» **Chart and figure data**
>>>

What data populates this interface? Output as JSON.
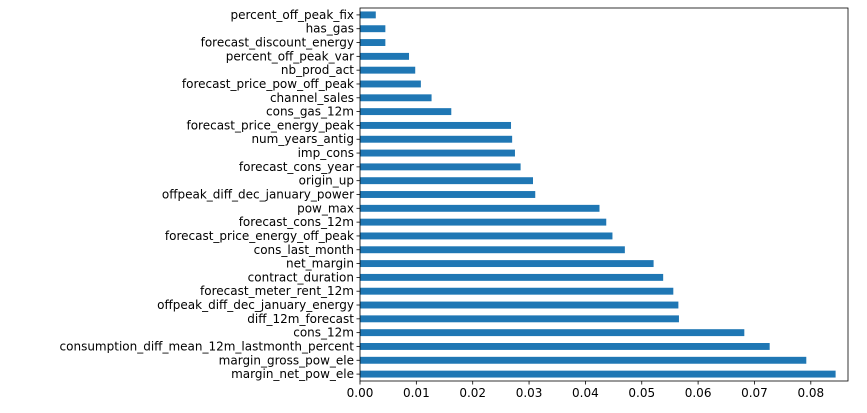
{
  "chart_data": {
    "type": "bar",
    "orientation": "horizontal",
    "categories": [
      "margin_net_pow_ele",
      "margin_gross_pow_ele",
      "consumption_diff_mean_12m_lastmonth_percent",
      "cons_12m",
      "diff_12m_forecast",
      "offpeak_diff_dec_january_energy",
      "forecast_meter_rent_12m",
      "contract_duration",
      "net_margin",
      "cons_last_month",
      "forecast_price_energy_off_peak",
      "forecast_cons_12m",
      "pow_max",
      "offpeak_diff_dec_january_power",
      "origin_up",
      "forecast_cons_year",
      "imp_cons",
      "num_years_antig",
      "forecast_price_energy_peak",
      "cons_gas_12m",
      "channel_sales",
      "forecast_price_pow_off_peak",
      "nb_prod_act",
      "percent_off_peak_var",
      "forecast_discount_energy",
      "has_gas",
      "percent_off_peak_fix"
    ],
    "values": [
      0.0844,
      0.0792,
      0.0727,
      0.0682,
      0.0566,
      0.0565,
      0.0556,
      0.0538,
      0.0521,
      0.047,
      0.0448,
      0.0437,
      0.0425,
      0.0311,
      0.0307,
      0.0285,
      0.0275,
      0.027,
      0.0268,
      0.0162,
      0.0127,
      0.0108,
      0.0098,
      0.0087,
      0.0045,
      0.0045,
      0.0028
    ],
    "xlim": [
      0,
      0.0866
    ],
    "xticks": [
      "0.00",
      "0.01",
      "0.02",
      "0.03",
      "0.04",
      "0.05",
      "0.06",
      "0.07",
      "0.08"
    ],
    "xtick_values": [
      0,
      0.01,
      0.02,
      0.03,
      0.04,
      0.05,
      0.06,
      0.07,
      0.08
    ],
    "title": "",
    "xlabel": "",
    "ylabel": "",
    "grid": false,
    "legend": "none",
    "bar_color": "#1f77b4"
  }
}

<<<

» **WHAT YOU WILL DO**
Write out the entries again, exactly as given, skipping any images.

» **EXERCISE SOLUTION**
What data populates this interface? Output as JSON.
{
  "chart_data": {
    "type": "bar",
    "orientation": "horizontal",
    "categories": [
      "margin_net_pow_ele",
      "margin_gross_pow_ele",
      "consumption_diff_mean_12m_lastmonth_percent",
      "cons_12m",
      "diff_12m_forecast",
      "offpeak_diff_dec_january_energy",
      "forecast_meter_rent_12m",
      "contract_duration",
      "net_margin",
      "cons_last_month",
      "forecast_price_energy_off_peak",
      "forecast_cons_12m",
      "pow_max",
      "offpeak_diff_dec_january_power",
      "origin_up",
      "forecast_cons_year",
      "imp_cons",
      "num_years_antig",
      "forecast_price_energy_peak",
      "cons_gas_12m",
      "channel_sales",
      "forecast_price_pow_off_peak",
      "nb_prod_act",
      "percent_off_peak_var",
      "forecast_discount_energy",
      "has_gas",
      "percent_off_peak_fix"
    ],
    "values": [
      0.0844,
      0.0792,
      0.0727,
      0.0682,
      0.0566,
      0.0565,
      0.0556,
      0.0538,
      0.0521,
      0.047,
      0.0448,
      0.0437,
      0.0425,
      0.0311,
      0.0307,
      0.0285,
      0.0275,
      0.027,
      0.0268,
      0.0162,
      0.0127,
      0.0108,
      0.0098,
      0.0087,
      0.0045,
      0.0045,
      0.0028
    ],
    "xlim": [
      0,
      0.0866
    ],
    "xticks": [
      "0.00",
      "0.01",
      "0.02",
      "0.03",
      "0.04",
      "0.05",
      "0.06",
      "0.07",
      "0.08"
    ],
    "xtick_values": [
      0,
      0.01,
      0.02,
      0.03,
      0.04,
      0.05,
      0.06,
      0.07,
      0.08
    ],
    "title": "",
    "xlabel": "",
    "ylabel": "",
    "grid": false,
    "legend": "none",
    "bar_color": "#1f77b4"
  }
}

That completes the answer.